| Exercise requirements |
Copy each line below in which the word "will" occurs.

| Entries shown |
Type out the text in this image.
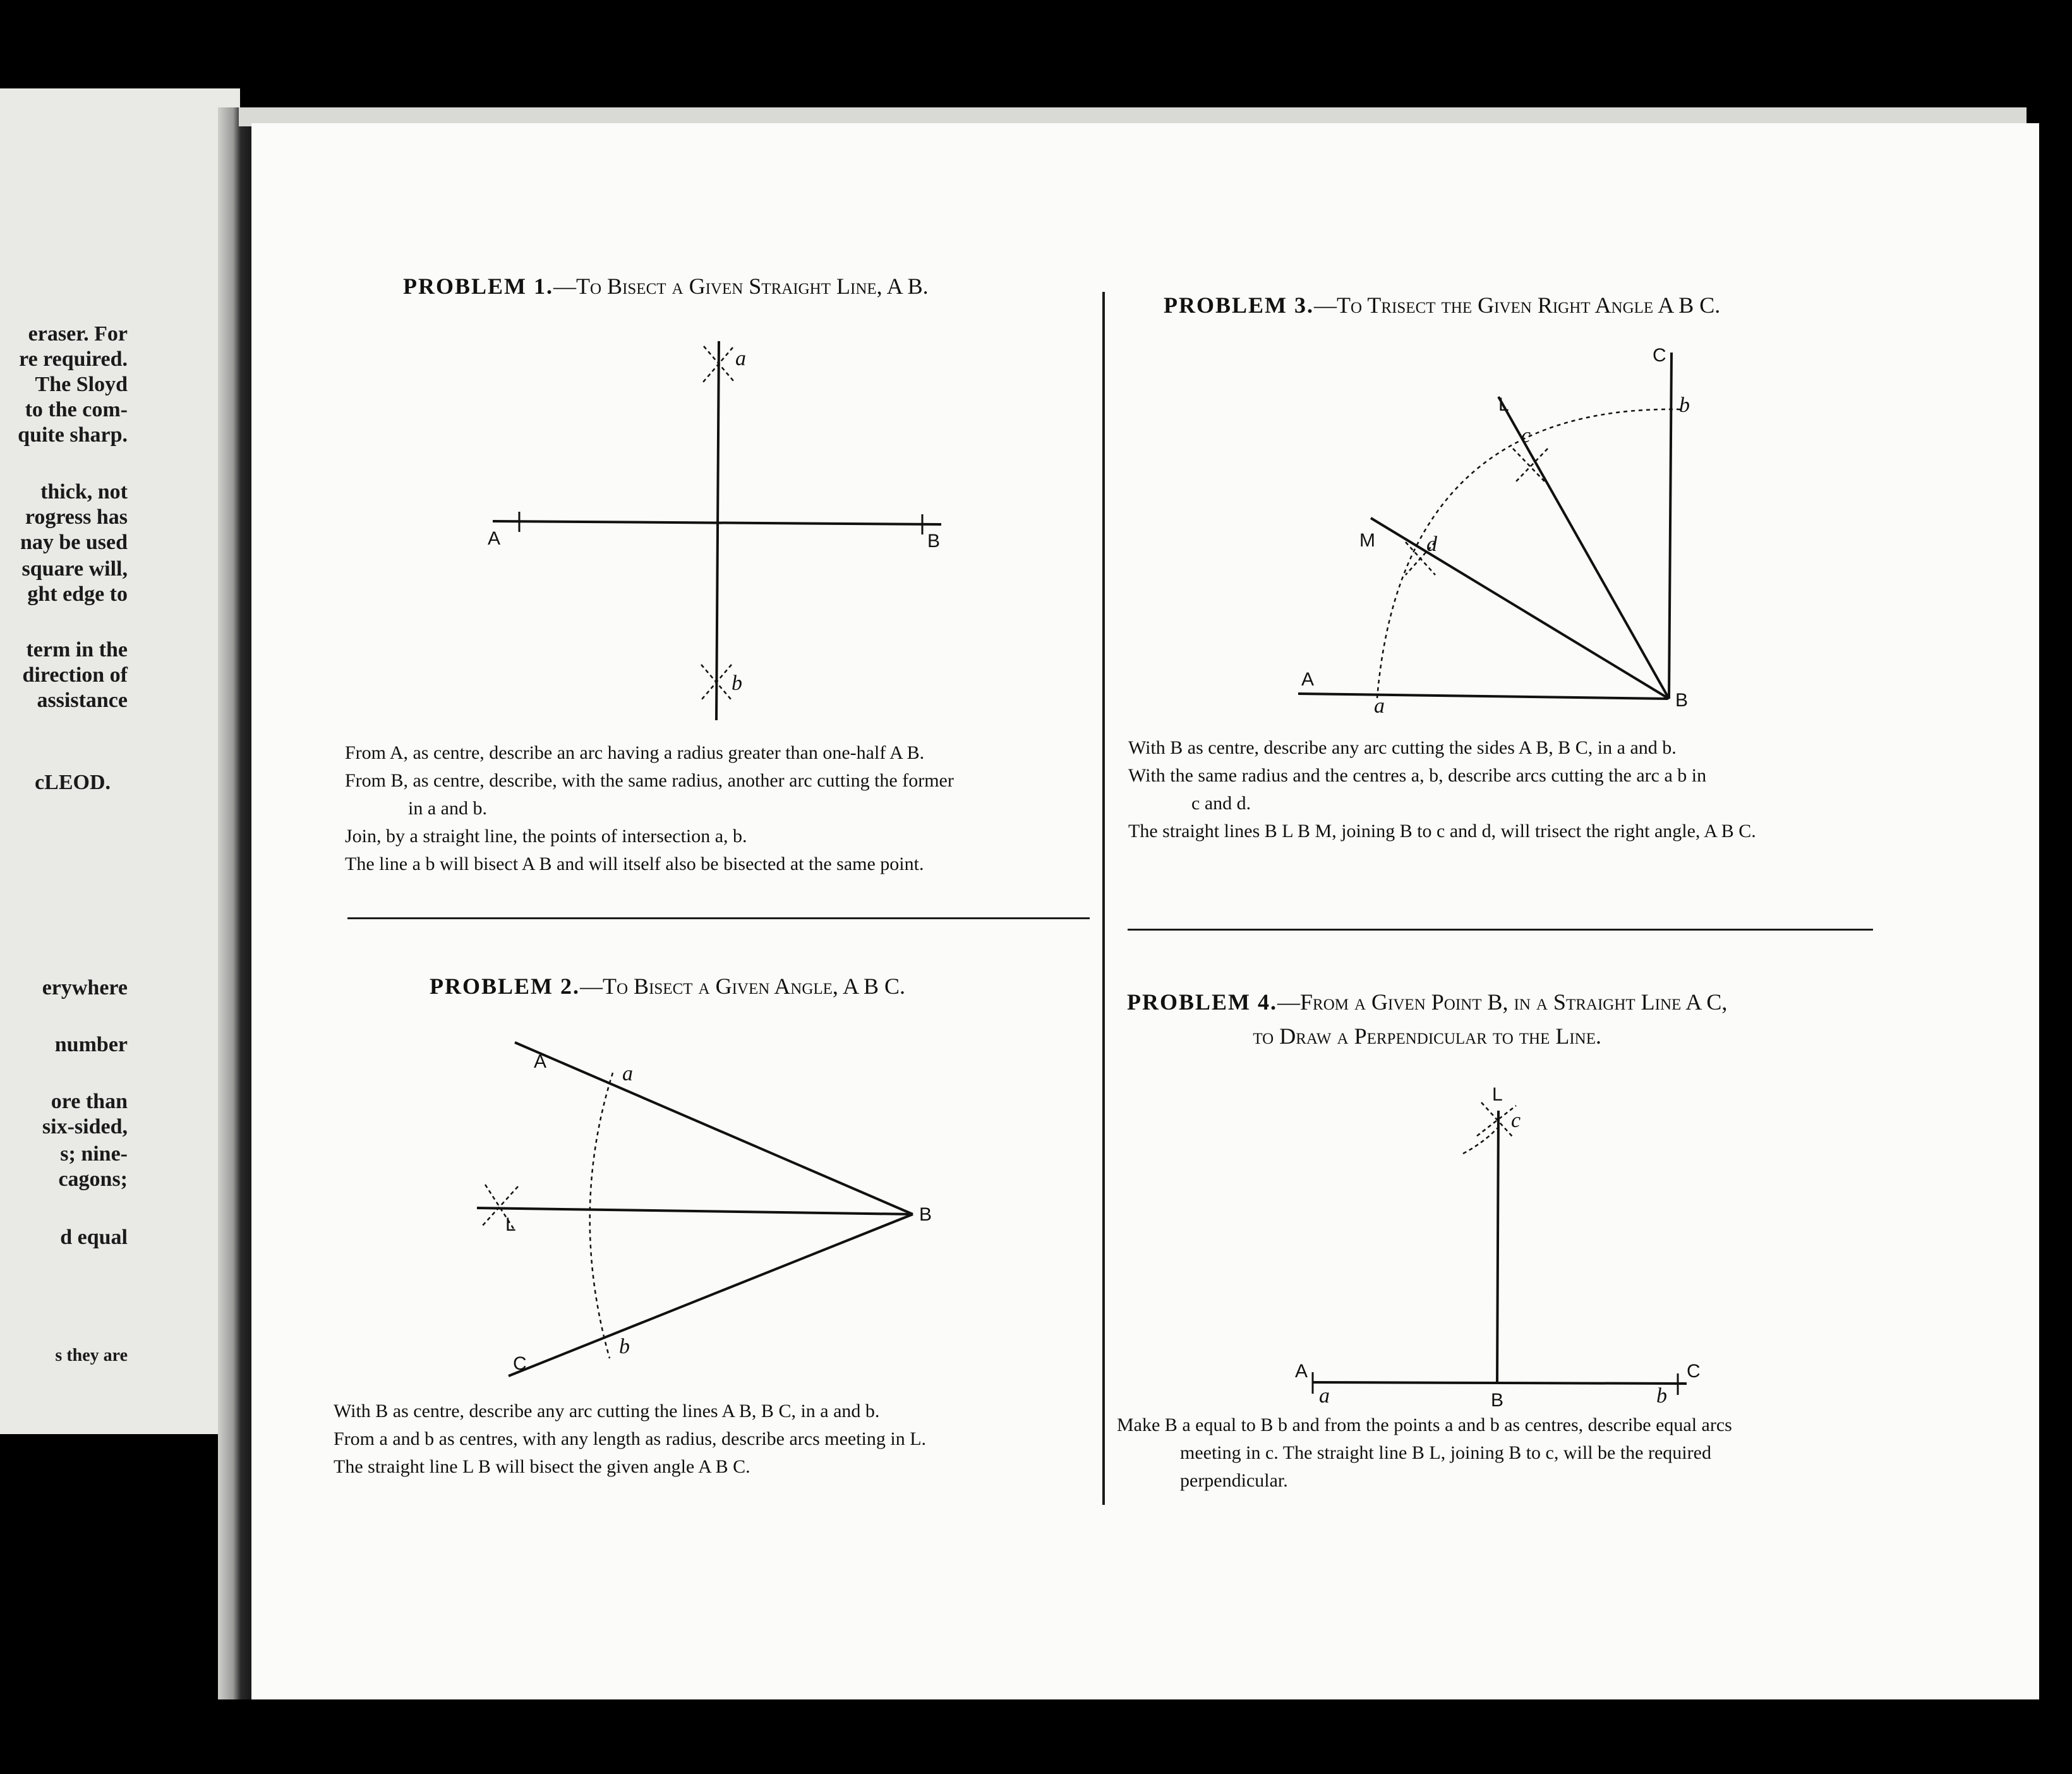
eraser. For
re required.
The Sloyd
to the com-
quite sharp.
thick, not
rogress has
nay be used
square will,
ght edge to
term in the
direction of
assistance
cLEOD.
erywhere
number
ore than
six-sided,
s; nine-
cagons;
d equal
s they are
PROBLEM 1.—To Bisect a Given Straight Line, A B.
A	B
a
b
From A, as centre, describe an arc having a radius greater than one-half A B.
From B, as centre, describe, with the same radius, another arc cutting the former
in a and b.
Join, by a straight line, the points of intersection a, b.
The line a b will bisect A B and will itself also be bisected at the same point.
PROBLEM 2.—To Bisect a Given Angle, A B C.
A
B
C
L
a
b
With B as centre, describe any arc cutting the lines A B, B C, in a and b.
From a and b as centres, with any length as radius, describe arcs meeting in L.
The straight line L B will bisect the given angle A B C.
PROBLEM 3.—To Trisect the Given Right Angle A B C.
A
B
C
L
M
a
b
c
d
With B as centre, describe any arc cutting the sides A B, B C, in a and b.
With the same radius and the centres a, b, describe arcs cutting the arc a b in
c and d.
The straight lines B L B M, joining B to c and d, will trisect the right angle, A B C.
PROBLEM 4.—From a Given Point B, in a Straight Line A C,
to Draw a Perpendicular to the Line.
A
B
C
L
a	b
c
Make B a equal to B b and from the points a and b as centres, describe equal arcs
meeting in c. The straight line B L, joining B to c, will be the required
perpendicular.
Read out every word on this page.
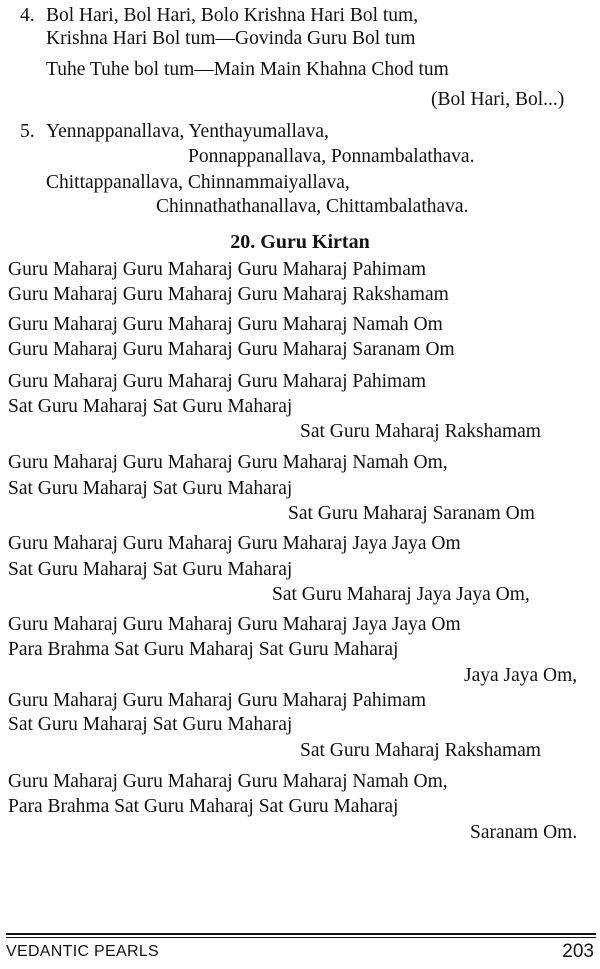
4. Bol Hari, Bol Hari, Bolo Krishna Hari Bol tum,
Krishna Hari Bol tum—Govinda Guru Bol tum
Tuhe Tuhe bol tum—Main Main Khahna Chod tum
(Bol Hari, Bol...)
5. Yennappanallava, Yenthayumallava,
Ponnappanallava, Ponnambalathava.
Chittappanallava, Chinnammaiyallava,
Chinnathathanallava, Chittambalathava.
20. Guru Kirtan
Guru Maharaj Guru Maharaj Guru Maharaj Pahimam
Guru Maharaj Guru Maharaj Guru Maharaj Rakshamam
Guru Maharaj Guru Maharaj Guru Maharaj Namah Om
Guru Maharaj Guru Maharaj Guru Maharaj Saranam Om
Guru Maharaj Guru Maharaj Guru Maharaj Pahimam
Sat Guru Maharaj Sat Guru Maharaj
Sat Guru Maharaj Rakshamam
Guru Maharaj Guru Maharaj Guru Maharaj Namah Om,
Sat Guru Maharaj Sat Guru Maharaj
Sat Guru Maharaj Saranam Om
Guru Maharaj Guru Maharaj Guru Maharaj Jaya Jaya Om
Sat Guru Maharaj Sat Guru Maharaj
Sat Guru Maharaj Jaya Jaya Om,
Guru Maharaj Guru Maharaj Guru Maharaj Jaya Jaya Om
Para Brahma Sat Guru Maharaj Sat Guru Maharaj
Jaya Jaya Om,
Guru Maharaj Guru Maharaj Guru Maharaj Pahimam
Sat Guru Maharaj Sat Guru Maharaj
Sat Guru Maharaj Rakshamam
Guru Maharaj Guru Maharaj Guru Maharaj Namah Om,
Para Brahma Sat Guru Maharaj Sat Guru Maharaj
Saranam Om.
VEDANTIC PEARLS	203
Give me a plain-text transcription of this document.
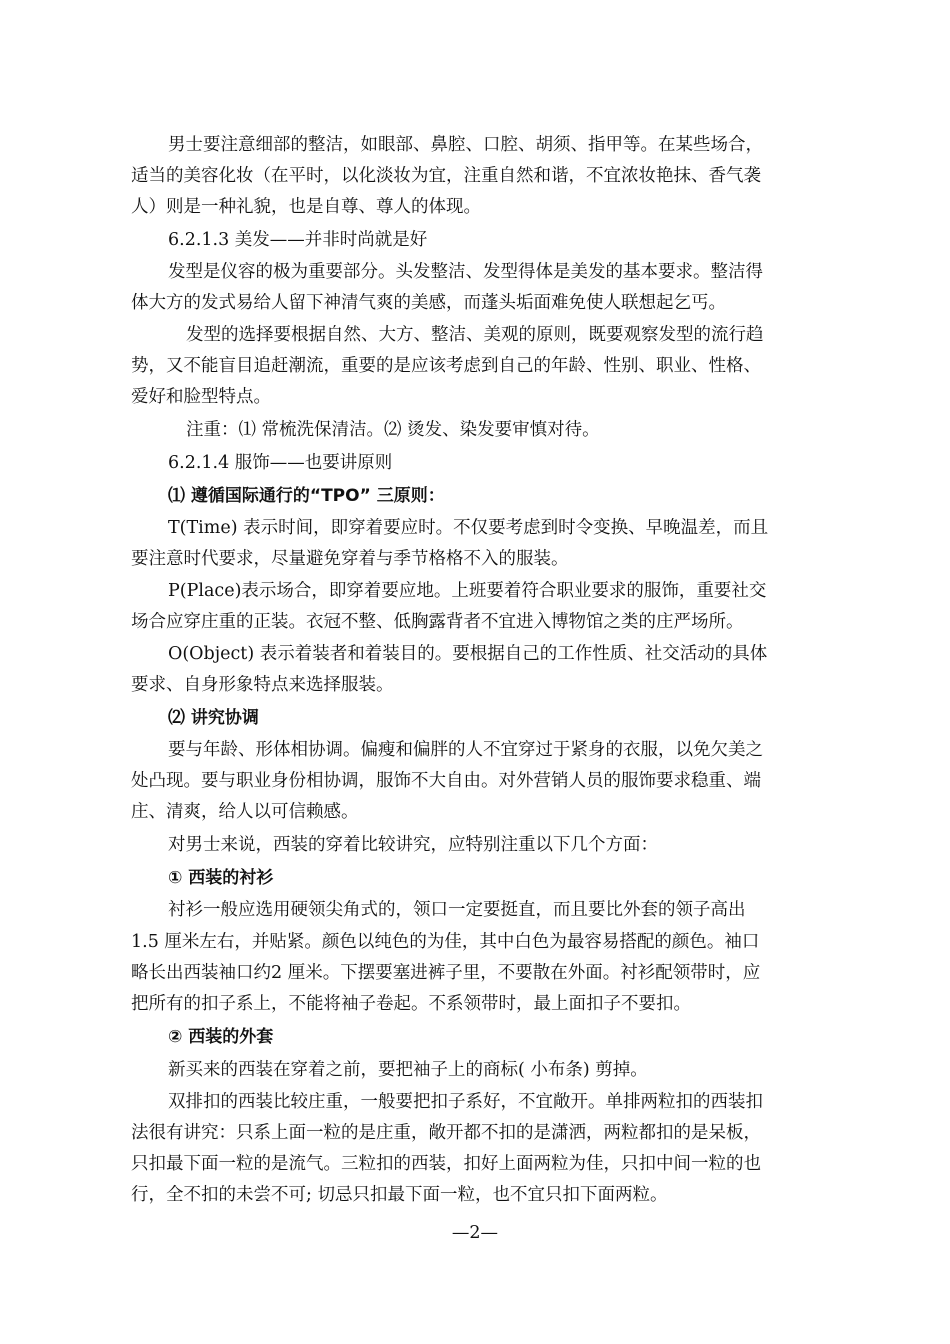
男士要注意细部的整洁，如眼部、鼻腔、口腔、胡须、指甲等。在某些场合，
适当的美容化妆（在平时，以化淡妆为宜，注重自然和谐，不宜浓妆艳抹、香气袭
人）则是一种礼貌，也是自尊、尊人的体现。
6.2.1.3 美发——并非时尚就是好
发型是仪容的极为重要部分。头发整洁、发型得体是美发的基本要求。整洁得
体大方的发式易给人留下神清气爽的美感，而蓬头垢面难免使人联想起乞丐。
发型的选择要根据自然、大方、整洁、美观的原则，既要观察发型的流行趋
势，又不能盲目追赶潮流，重要的是应该考虑到自己的年龄、性别、职业、性格、
爱好和脸型特点。
注重：⑴ 常梳洗保清洁。⑵ 烫发、染发要审慎对待。
6.2.1.4 服饰——也要讲原则
⑴ 遵循国际通行的“TPO” 三原则：
T(Time) 表示时间，即穿着要应时。不仅要考虑到时令变换、早晚温差，而且
要注意时代要求，尽量避免穿着与季节格格不入的服装。
P(Place)表示场合，即穿着要应地。上班要着符合职业要求的服饰，重要社交
场合应穿庄重的正装。衣冠不整、低胸露背者不宜进入博物馆之类的庄严场所。
O(Object) 表示着装者和着装目的。要根据自己的工作性质、社交活动的具体
要求、自身形象特点来选择服装。
⑵ 讲究协调
要与年龄、形体相协调。偏瘦和偏胖的人不宜穿过于紧身的衣服，以免欠美之
处凸现。要与职业身份相协调，服饰不大自由。对外营销人员的服饰要求稳重、端
庄、清爽，给人以可信赖感。
对男士来说，西装的穿着比较讲究，应特别注重以下几个方面：
① 西装的衬衫
衬衫一般应选用硬领尖角式的，领口一定要挺直，而且要比外套的领子高出
1.5 厘米左右，并贴紧。颜色以纯色的为佳，其中白色为最容易搭配的颜色。袖口
略长出西装袖口约2 厘米。下摆要塞进裤子里，不要散在外面。衬衫配领带时，应
把所有的扣子系上，不能将袖子卷起。不系领带时，最上面扣子不要扣。
② 西装的外套
新买来的西装在穿着之前，要把袖子上的商标( 小布条) 剪掉。
双排扣的西装比较庄重，一般要把扣子系好，不宜敞开。单排两粒扣的西装扣
法很有讲究：只系上面一粒的是庄重，敞开都不扣的是潇洒，两粒都扣的是呆板，
只扣最下面一粒的是流气。三粒扣的西装，扣好上面两粒为佳，只扣中间一粒的也
行，全不扣的未尝不可; 切忌只扣最下面一粒，也不宜只扣下面两粒。
—2—
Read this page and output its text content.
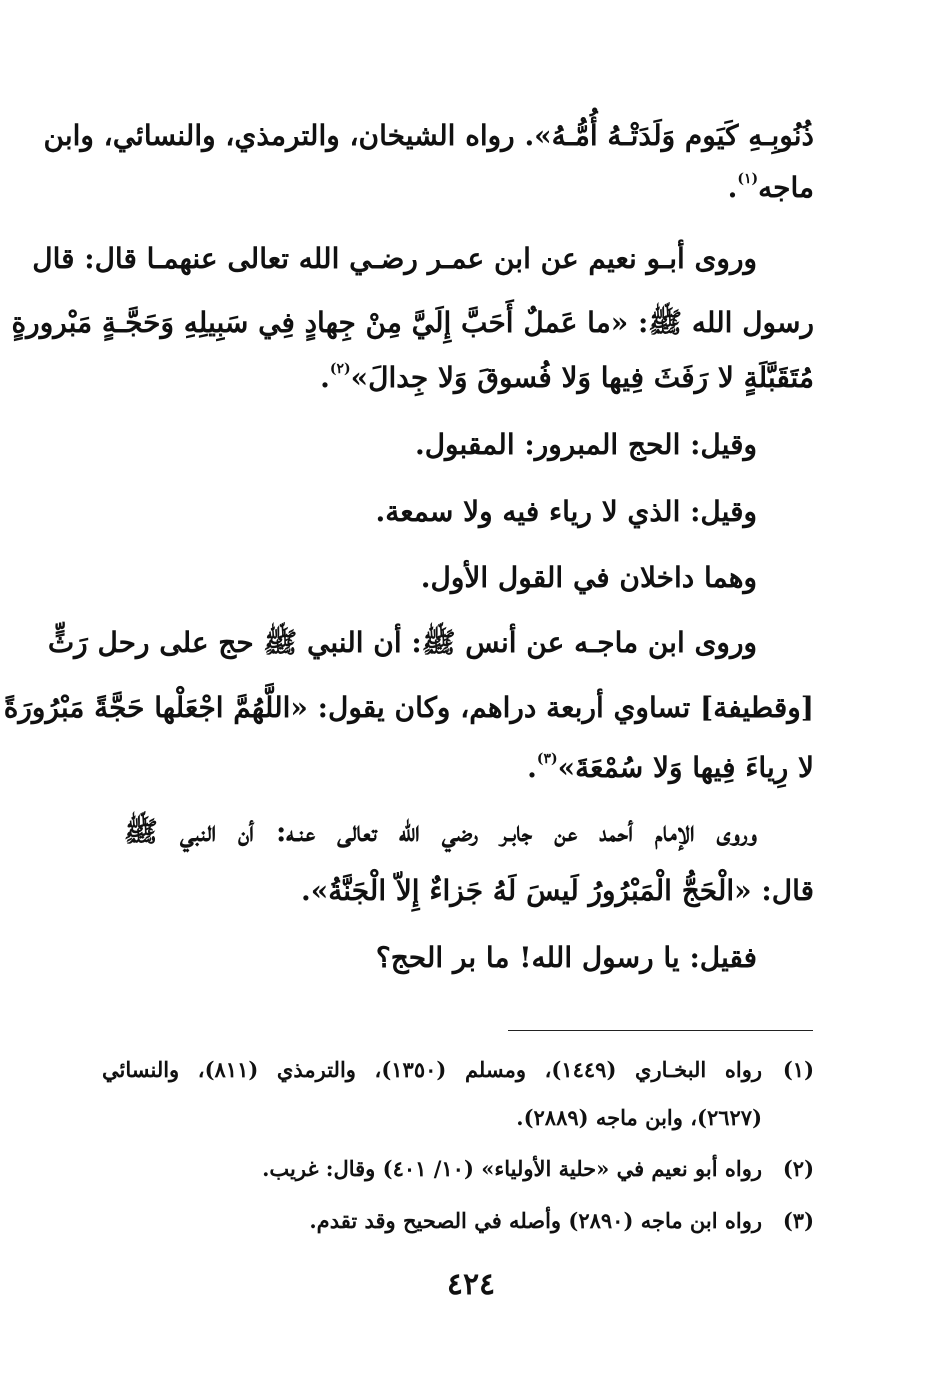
ذُنُوبِـهِ كَيَوم وَلَدَتْـهُ أُمُّـهُ». رواه الشيخان، والترمذي، والنسائي، وابن
ماجه$^{(١)}$.
وروى أبـو نعيم عن ابن عمـر رضـي الله تعالى عنهمـا قال: قال
رسول الله ﷺ: «ما عَملٌ أَحَبَّ إِلَيَّ مِنْ جِهادٍ فِي سَبِيلِهِ وَحَجَّـةٍ مَبْرورةٍ
مُتَقَبَّلَةٍ لا رَفَثَ فِيها وَلا فُسوقَ وَلا جِدالَ»$^{(٢)}$.
وقيل: الحج المبرور: المقبول.
وقيل: الذي لا رياء فيه ولا سمعة.
وهما داخلان في القول الأول.
وروى ابن ماجـه عن أنس ﷺ: أن النبي ﷺ حج على رحل رَثٍّ
[وقطيفة] تساوي أربعة دراهم، وكان يقول: «اللَّهُمَّ اجْعَلْها حَجَّةً مَبْرُورَةً
لا رِياءَ فِيها وَلا سُمْعَةَ»$^{(٣)}$.
وروى الإمام أحمد عن جابـر رضي الله تعالى عنـه: أن النبي ﷺ
قال: «الْحَجُّ الْمَبْرُورُ لَيسَ لَهُ جَزاءٌ إِلاّ الْجَنَّةُ».
فقيل: يا رسول الله! ما بر الحج؟
(١)رواه البخـاري (١٤٤٩)، ومسلم (١٣٥٠)، والترمذي (٨١١)، والنسائي
(٢٦٢٧)، وابن ماجه (٢٨٨٩).
(٢)رواه أبو نعيم في «حلية الأولياء» (١٠/ ٤٠١) وقال: غريب.
(٣)رواه ابن ماجه (٢٨٩٠) وأصله في الصحيح وقد تقدم.
٤٢٤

| Task result |
square will,
The line a b will bisect A B and will itself also be bisected at the same point.
The straight line L B will bisect the given angle A B C.
The straight lines B L B M, joining B to c and d, will trisect the right angle, A B C.
meeting in c. The straight line B L, joining B to c, will be the required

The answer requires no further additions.